(Data items)
────────────────────────────────────────

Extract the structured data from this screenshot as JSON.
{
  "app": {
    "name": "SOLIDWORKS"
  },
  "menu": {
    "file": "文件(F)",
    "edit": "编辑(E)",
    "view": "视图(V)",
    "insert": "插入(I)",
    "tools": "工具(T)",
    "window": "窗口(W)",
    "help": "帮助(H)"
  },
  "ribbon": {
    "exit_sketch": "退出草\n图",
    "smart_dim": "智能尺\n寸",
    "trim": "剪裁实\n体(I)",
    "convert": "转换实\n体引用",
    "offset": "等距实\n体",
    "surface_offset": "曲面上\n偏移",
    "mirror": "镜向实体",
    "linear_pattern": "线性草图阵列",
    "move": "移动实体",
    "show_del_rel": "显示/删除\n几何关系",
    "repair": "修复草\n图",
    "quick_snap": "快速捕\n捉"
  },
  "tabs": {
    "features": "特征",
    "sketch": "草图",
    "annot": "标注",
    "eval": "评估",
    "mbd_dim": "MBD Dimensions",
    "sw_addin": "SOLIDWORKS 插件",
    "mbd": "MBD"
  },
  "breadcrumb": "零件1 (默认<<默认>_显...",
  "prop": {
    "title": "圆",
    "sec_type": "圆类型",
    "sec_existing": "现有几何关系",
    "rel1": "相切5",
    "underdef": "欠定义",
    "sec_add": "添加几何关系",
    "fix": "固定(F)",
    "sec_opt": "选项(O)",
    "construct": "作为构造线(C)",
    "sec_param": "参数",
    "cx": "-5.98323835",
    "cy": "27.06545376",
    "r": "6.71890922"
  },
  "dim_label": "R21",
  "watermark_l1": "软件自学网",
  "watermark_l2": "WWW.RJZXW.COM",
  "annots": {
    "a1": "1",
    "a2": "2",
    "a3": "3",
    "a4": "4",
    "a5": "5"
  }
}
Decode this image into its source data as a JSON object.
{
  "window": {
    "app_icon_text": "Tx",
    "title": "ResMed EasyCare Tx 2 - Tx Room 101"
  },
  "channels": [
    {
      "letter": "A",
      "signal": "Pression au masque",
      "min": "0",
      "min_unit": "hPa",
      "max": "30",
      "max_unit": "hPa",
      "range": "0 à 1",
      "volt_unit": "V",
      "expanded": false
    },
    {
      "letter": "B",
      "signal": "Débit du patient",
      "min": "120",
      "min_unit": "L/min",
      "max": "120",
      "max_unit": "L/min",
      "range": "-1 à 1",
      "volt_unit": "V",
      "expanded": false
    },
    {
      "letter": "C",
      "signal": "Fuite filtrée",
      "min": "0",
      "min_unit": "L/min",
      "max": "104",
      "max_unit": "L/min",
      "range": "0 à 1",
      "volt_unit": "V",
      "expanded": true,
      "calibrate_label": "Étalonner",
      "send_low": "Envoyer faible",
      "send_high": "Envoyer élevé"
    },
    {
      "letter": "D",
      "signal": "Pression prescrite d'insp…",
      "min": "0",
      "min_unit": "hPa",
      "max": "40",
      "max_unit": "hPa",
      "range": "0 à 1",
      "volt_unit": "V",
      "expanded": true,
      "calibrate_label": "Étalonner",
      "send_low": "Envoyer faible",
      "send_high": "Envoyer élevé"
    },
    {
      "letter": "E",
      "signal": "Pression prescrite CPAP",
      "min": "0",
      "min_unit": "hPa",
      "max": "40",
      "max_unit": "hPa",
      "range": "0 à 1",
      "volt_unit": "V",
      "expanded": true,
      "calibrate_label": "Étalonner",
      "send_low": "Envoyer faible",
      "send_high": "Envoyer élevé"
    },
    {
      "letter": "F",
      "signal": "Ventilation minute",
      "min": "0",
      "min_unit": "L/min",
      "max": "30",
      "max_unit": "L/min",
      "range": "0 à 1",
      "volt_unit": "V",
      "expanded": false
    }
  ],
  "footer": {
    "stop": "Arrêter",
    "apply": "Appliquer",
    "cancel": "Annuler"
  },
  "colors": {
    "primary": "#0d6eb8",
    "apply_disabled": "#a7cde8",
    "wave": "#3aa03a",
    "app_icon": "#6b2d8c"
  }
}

────────────────────────────────────────

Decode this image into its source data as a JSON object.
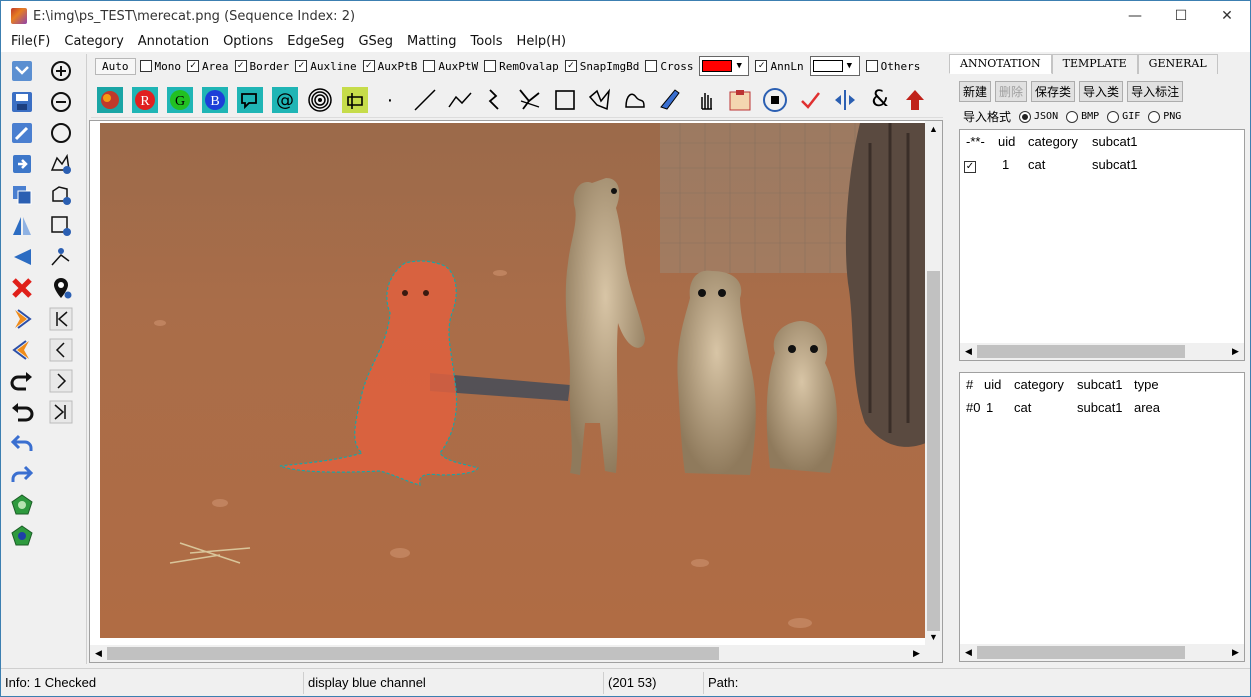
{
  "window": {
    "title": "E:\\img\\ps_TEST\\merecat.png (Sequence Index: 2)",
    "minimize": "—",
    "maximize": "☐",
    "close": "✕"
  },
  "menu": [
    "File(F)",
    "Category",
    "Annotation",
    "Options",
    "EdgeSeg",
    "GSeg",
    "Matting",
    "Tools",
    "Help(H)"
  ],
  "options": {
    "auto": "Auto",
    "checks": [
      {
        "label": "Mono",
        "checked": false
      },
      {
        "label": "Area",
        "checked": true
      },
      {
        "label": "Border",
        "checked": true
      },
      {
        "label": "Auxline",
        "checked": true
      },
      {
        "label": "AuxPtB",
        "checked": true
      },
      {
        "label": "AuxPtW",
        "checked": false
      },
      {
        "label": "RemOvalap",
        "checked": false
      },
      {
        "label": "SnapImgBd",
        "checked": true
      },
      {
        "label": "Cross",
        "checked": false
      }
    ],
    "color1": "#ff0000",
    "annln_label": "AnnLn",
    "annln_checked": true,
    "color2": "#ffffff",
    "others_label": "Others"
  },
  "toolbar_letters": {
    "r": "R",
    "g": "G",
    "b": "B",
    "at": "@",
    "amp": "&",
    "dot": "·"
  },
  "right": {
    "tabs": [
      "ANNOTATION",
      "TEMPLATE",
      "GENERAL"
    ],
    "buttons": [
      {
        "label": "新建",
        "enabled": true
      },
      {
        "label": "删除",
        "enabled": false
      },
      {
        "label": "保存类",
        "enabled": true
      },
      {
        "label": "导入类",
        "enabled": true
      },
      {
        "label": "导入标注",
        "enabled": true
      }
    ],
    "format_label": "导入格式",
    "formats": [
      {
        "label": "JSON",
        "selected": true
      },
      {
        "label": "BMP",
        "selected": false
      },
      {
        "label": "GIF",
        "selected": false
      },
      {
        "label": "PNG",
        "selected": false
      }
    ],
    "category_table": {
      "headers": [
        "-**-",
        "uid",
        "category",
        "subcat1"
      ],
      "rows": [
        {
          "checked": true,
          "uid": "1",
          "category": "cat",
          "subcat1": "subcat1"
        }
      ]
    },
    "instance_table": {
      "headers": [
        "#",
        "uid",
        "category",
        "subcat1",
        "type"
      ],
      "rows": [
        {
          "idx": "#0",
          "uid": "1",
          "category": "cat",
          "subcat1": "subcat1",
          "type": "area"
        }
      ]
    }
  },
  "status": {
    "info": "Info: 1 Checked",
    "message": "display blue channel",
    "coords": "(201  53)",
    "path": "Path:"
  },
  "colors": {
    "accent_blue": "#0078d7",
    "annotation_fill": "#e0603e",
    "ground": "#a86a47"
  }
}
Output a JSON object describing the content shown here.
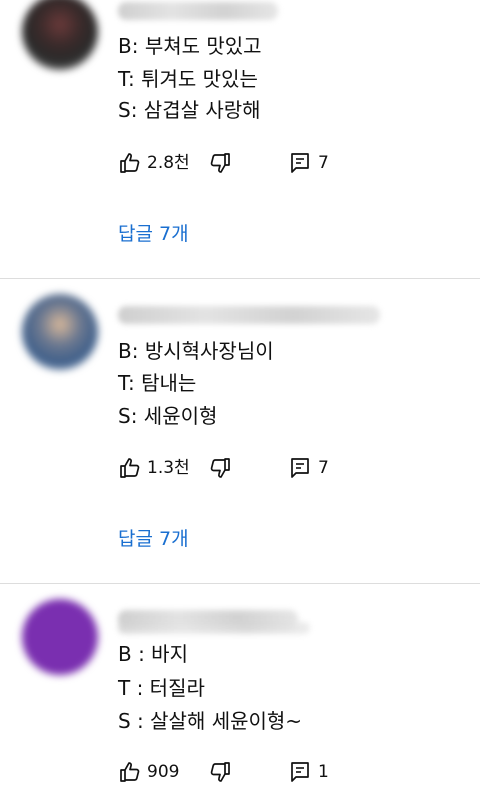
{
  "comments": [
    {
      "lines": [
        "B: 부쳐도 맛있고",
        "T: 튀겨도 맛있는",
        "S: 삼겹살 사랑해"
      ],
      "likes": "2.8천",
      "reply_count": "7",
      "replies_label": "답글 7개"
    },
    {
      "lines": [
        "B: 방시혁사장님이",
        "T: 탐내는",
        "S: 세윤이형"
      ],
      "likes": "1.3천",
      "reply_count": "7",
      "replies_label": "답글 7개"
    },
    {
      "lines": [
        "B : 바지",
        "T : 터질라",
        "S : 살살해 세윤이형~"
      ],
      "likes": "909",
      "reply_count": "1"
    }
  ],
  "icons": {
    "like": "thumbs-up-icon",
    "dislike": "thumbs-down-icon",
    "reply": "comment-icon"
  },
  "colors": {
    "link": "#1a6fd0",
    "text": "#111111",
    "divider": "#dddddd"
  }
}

────────────────────────────────────────

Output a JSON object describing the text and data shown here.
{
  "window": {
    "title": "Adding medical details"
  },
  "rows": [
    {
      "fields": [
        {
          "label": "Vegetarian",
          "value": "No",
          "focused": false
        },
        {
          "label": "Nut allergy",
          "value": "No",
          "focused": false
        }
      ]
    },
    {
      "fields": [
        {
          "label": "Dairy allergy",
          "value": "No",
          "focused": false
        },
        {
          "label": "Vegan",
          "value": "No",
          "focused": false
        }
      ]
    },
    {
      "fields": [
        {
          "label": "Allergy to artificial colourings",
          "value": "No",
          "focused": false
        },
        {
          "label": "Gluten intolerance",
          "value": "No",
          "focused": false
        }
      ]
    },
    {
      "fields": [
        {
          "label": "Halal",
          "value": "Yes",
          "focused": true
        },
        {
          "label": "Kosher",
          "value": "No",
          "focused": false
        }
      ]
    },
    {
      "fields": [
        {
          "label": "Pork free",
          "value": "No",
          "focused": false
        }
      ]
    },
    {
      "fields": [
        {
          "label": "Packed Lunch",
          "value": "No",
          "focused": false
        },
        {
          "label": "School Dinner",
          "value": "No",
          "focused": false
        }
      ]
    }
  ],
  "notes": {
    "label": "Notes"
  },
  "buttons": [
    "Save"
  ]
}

────────────────────────────────────────

## What is needed
Looking at the data above, show all lines where the word "Output" occurs.

## Task result
Output a JSON object describing the content shown here.
Output a JSON object describing the text and data shown here.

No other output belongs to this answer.